Lines containing the string "image" are to be collected in full.

==============================

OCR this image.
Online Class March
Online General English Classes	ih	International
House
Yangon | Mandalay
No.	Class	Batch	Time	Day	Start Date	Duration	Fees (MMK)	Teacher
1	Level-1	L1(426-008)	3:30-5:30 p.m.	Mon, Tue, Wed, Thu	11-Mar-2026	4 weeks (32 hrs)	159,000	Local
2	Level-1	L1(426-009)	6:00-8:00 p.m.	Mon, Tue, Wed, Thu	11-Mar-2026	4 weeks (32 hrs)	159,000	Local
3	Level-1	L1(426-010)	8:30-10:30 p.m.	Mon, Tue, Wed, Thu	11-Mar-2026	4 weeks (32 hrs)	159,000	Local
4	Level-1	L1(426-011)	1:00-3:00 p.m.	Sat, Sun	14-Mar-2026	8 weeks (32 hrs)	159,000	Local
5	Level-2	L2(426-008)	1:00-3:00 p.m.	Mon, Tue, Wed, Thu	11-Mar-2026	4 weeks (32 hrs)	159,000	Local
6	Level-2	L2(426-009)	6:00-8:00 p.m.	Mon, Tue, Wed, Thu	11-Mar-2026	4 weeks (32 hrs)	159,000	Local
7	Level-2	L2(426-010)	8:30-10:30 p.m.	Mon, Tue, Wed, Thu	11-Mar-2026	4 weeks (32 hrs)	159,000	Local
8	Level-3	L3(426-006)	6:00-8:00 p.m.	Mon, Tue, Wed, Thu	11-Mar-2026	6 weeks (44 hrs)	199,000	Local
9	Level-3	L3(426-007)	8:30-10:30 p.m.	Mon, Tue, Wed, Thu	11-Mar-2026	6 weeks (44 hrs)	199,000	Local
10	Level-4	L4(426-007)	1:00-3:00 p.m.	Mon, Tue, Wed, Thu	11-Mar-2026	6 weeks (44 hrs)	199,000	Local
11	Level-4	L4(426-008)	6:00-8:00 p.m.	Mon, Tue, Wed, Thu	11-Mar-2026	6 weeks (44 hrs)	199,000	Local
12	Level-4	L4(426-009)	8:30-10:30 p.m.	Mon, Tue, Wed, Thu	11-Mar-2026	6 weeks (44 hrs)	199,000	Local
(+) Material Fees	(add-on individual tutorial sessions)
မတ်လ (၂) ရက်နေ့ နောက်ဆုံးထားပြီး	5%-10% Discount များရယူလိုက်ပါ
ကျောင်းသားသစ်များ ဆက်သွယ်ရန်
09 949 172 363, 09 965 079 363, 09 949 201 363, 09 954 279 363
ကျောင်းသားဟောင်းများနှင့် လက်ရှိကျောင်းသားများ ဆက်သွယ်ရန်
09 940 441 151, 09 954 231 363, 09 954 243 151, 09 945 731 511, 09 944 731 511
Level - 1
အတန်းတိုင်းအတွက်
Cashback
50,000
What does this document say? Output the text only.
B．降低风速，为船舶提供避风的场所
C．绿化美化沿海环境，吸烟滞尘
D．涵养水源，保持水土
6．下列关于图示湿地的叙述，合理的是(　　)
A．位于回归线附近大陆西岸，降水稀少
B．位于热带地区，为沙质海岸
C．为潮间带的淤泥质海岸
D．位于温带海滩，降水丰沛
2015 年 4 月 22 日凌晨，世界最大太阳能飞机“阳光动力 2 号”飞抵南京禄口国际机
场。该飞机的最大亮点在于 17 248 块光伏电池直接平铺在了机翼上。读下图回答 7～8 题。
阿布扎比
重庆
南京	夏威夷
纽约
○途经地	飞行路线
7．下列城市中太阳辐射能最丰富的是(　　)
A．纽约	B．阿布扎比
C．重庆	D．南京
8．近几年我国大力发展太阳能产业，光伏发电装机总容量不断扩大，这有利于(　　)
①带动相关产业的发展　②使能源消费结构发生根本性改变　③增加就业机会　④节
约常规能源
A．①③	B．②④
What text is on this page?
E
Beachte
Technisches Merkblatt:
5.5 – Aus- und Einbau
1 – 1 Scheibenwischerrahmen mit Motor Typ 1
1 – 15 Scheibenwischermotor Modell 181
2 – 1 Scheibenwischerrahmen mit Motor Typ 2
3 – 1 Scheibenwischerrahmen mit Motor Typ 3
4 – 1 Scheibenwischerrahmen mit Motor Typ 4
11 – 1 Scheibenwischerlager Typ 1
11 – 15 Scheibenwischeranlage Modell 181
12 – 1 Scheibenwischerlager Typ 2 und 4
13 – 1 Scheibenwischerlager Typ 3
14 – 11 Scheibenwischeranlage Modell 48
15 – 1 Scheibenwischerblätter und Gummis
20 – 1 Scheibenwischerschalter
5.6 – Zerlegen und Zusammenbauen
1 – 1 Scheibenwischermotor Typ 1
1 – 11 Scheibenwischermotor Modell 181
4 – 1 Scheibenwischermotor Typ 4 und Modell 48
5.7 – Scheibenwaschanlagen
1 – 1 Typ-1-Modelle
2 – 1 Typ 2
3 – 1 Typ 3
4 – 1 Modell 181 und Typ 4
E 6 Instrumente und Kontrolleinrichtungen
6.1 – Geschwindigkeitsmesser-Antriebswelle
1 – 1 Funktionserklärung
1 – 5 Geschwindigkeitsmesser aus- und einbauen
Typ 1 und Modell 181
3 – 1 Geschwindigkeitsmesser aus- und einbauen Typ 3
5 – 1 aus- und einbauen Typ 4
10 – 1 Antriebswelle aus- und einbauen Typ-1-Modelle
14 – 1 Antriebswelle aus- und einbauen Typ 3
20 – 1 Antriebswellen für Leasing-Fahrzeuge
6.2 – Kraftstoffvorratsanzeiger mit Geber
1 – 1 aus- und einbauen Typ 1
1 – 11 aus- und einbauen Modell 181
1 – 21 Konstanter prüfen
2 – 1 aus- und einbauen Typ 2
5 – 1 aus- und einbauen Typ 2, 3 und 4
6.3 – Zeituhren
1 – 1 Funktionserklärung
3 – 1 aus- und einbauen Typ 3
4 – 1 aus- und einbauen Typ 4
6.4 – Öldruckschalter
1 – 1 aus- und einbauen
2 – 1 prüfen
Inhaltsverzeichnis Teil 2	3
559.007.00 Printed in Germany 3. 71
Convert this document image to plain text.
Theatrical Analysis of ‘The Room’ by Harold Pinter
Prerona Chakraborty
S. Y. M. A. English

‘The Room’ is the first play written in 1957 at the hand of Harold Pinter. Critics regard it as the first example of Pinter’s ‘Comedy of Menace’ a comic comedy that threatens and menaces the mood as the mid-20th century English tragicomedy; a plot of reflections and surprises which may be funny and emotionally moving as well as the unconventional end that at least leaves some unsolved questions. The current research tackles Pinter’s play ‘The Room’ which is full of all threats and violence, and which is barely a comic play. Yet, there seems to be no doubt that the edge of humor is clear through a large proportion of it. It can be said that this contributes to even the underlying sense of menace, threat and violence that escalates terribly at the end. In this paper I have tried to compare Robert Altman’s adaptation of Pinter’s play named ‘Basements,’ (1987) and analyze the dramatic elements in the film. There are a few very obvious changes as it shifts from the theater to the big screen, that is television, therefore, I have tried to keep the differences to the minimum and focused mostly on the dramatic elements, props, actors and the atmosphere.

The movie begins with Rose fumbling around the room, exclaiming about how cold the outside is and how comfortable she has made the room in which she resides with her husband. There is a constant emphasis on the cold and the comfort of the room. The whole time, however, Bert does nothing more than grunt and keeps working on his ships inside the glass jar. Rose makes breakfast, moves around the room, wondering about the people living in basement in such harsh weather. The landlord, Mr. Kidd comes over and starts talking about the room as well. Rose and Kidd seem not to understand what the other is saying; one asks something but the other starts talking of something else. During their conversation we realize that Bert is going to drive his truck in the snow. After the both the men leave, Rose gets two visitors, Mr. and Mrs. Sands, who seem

==============================

Solution to this problem:
OCR this image.
Convert this document image to plain text.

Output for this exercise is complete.